Each line that holds the word "name" is to be identified and copied.
>>>>>
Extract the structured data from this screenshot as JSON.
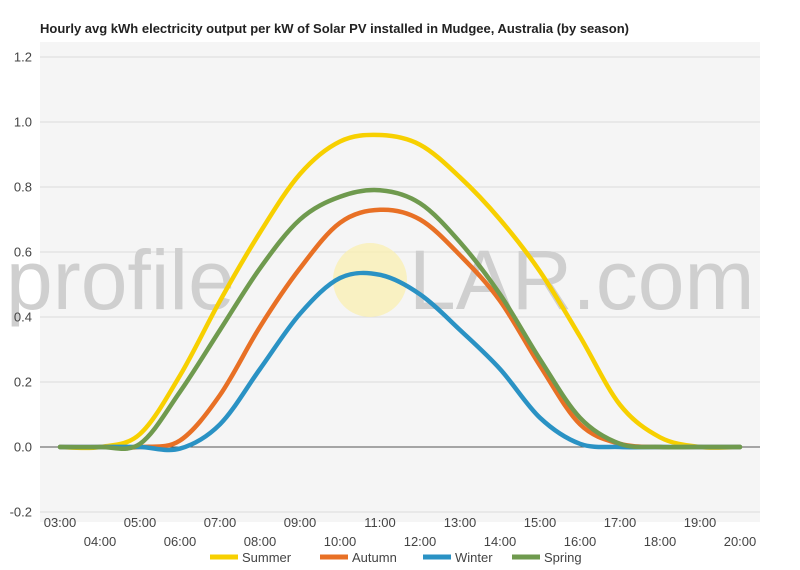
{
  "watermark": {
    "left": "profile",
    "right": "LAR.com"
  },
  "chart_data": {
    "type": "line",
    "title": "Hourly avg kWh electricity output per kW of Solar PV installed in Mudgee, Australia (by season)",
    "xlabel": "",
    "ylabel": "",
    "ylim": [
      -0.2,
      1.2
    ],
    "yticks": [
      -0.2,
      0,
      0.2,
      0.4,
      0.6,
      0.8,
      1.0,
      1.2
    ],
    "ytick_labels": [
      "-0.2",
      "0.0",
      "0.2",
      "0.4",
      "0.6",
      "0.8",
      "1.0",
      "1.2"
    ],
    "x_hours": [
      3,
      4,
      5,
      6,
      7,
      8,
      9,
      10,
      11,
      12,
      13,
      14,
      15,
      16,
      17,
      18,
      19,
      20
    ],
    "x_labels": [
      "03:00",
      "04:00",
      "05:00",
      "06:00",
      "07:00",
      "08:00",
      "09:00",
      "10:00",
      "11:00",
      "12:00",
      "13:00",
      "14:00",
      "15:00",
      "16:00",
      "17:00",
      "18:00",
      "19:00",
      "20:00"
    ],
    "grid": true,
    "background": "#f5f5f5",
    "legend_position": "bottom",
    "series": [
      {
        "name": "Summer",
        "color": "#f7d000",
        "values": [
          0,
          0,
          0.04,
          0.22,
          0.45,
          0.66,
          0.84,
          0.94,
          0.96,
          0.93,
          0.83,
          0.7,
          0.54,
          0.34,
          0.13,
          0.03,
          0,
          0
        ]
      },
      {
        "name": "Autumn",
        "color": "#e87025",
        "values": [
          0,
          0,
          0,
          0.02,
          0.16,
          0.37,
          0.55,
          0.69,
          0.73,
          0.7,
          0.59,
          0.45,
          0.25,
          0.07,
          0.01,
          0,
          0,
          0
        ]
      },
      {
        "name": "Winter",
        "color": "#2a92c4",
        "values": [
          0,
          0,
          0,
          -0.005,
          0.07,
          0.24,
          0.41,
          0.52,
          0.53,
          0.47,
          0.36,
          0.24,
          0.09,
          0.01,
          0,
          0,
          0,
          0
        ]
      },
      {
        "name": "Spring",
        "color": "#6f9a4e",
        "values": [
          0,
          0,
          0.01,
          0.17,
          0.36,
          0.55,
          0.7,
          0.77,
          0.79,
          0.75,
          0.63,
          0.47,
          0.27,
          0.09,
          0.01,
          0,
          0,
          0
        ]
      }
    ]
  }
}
<<<<<
>>>>>
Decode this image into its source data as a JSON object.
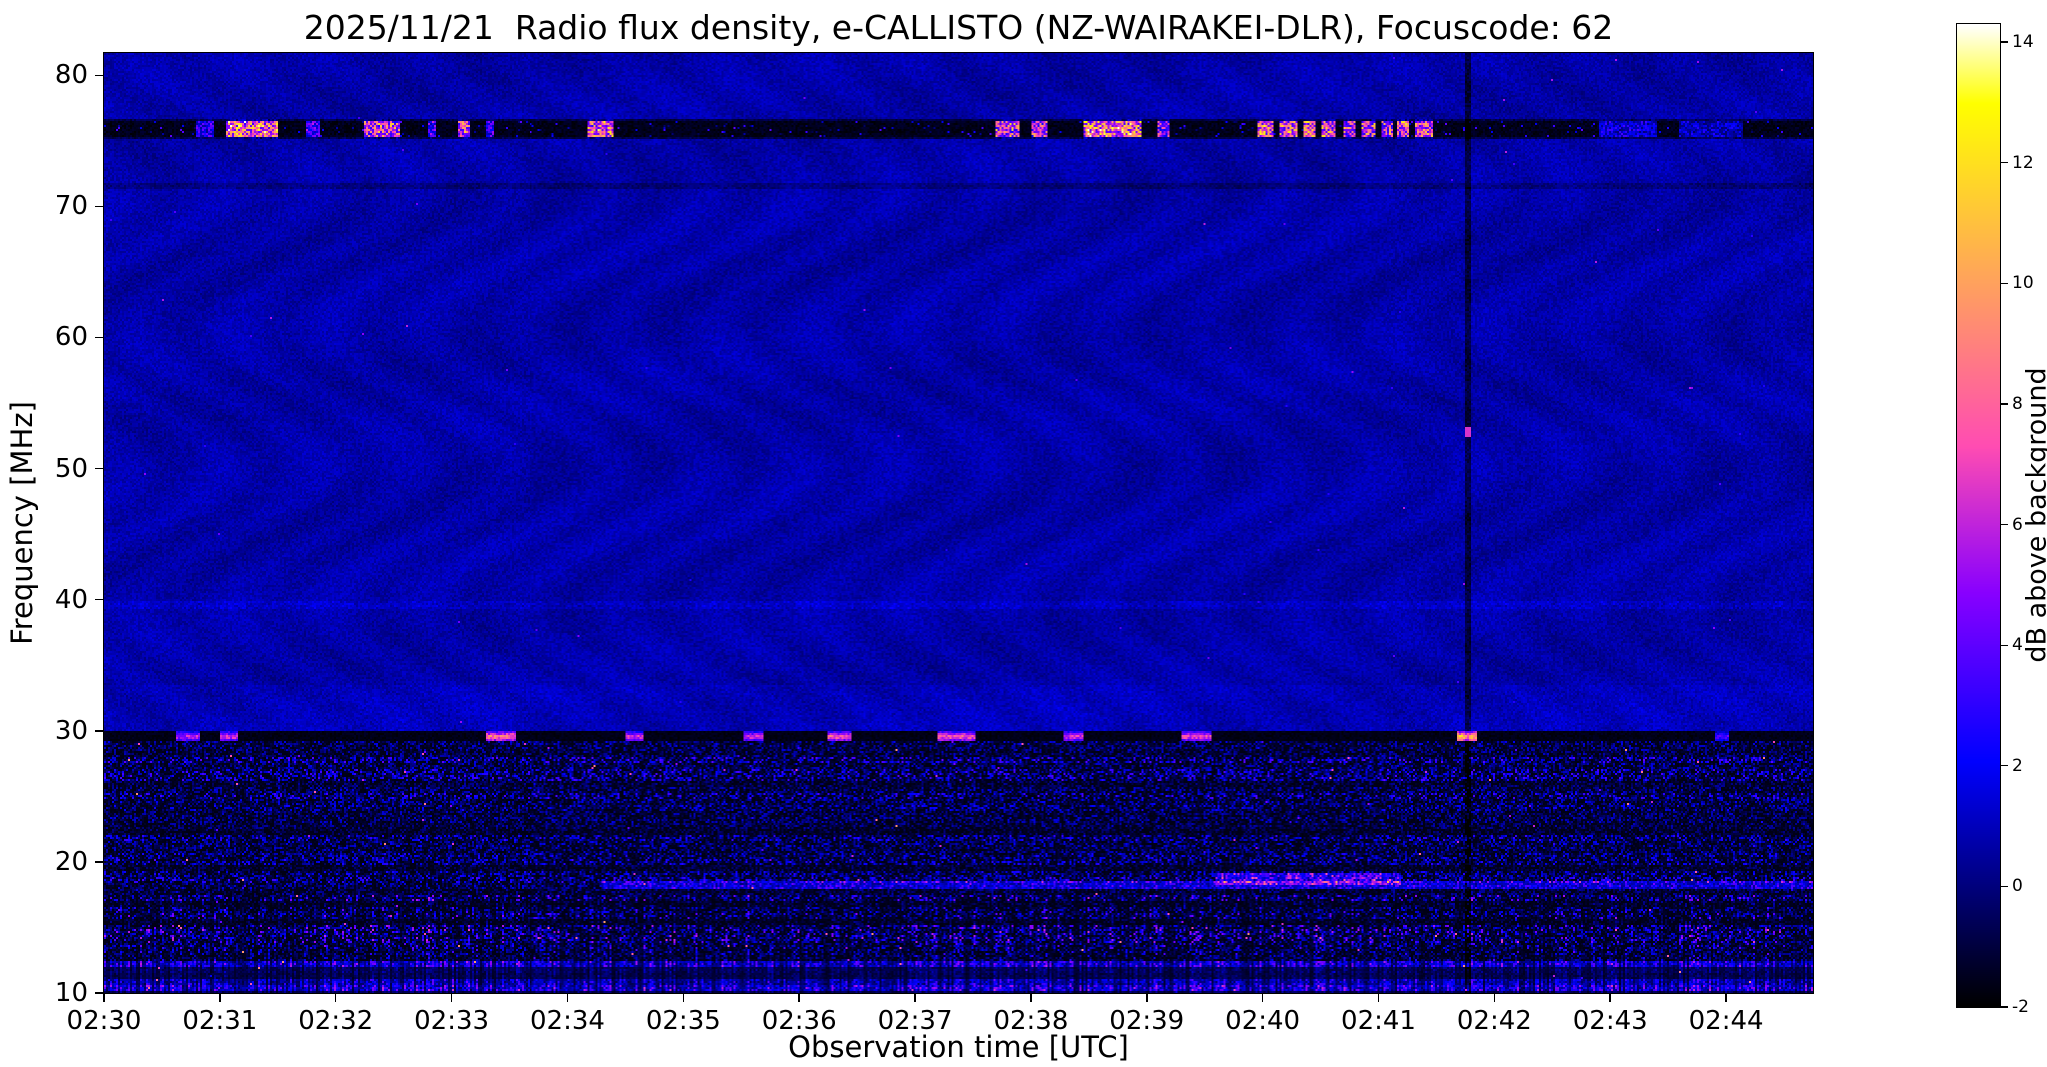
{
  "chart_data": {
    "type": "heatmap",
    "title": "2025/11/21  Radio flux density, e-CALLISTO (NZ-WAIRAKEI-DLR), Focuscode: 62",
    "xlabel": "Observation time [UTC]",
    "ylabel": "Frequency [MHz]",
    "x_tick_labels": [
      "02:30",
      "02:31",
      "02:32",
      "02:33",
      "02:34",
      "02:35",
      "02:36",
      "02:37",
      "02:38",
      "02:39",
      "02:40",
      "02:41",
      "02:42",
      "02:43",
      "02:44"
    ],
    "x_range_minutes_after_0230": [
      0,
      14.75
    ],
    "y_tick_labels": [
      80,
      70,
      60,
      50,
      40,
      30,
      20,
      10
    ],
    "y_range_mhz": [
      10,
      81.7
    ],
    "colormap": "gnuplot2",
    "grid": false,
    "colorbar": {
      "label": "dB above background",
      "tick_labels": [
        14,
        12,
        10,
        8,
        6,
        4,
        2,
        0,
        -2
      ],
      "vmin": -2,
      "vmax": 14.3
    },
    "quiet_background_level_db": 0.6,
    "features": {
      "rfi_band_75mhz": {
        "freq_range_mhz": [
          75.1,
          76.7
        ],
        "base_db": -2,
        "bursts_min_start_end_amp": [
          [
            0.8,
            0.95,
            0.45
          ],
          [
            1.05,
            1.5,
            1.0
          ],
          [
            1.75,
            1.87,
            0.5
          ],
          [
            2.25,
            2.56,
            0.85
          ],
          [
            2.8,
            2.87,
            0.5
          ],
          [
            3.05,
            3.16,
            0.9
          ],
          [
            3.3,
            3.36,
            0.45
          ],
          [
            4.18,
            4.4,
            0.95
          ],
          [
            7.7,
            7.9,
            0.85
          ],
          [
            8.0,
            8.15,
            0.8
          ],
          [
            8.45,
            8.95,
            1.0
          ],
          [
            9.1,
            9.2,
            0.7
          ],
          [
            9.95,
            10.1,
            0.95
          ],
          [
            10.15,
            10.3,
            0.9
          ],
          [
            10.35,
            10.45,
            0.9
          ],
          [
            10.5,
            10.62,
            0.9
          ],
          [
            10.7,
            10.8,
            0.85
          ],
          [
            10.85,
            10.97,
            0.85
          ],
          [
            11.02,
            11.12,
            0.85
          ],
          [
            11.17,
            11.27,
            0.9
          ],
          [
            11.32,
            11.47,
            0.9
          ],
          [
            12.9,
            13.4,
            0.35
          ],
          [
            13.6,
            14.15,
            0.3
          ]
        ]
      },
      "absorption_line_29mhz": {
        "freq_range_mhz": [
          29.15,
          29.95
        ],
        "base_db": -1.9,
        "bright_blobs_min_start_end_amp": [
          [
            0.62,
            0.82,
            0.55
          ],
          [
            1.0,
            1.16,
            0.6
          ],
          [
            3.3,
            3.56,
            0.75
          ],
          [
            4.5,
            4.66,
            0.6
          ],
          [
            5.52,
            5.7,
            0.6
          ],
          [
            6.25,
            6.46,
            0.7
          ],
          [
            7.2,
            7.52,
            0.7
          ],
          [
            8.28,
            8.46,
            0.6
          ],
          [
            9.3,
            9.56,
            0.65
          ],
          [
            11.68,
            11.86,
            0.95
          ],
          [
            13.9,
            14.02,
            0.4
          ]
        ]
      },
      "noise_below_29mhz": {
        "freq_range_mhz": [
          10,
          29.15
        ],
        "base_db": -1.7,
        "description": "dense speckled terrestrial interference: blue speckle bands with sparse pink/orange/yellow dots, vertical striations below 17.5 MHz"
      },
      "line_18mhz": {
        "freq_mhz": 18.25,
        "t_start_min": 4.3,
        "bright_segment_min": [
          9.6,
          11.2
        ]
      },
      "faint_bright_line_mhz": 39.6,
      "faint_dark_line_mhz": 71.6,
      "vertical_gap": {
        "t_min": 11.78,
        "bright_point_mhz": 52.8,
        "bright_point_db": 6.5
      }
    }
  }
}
<<<<<
**Exercise solution**
        "name": "Summer",
        "name": "Autumn",
        "name": "Winter",
        "name": "Spring",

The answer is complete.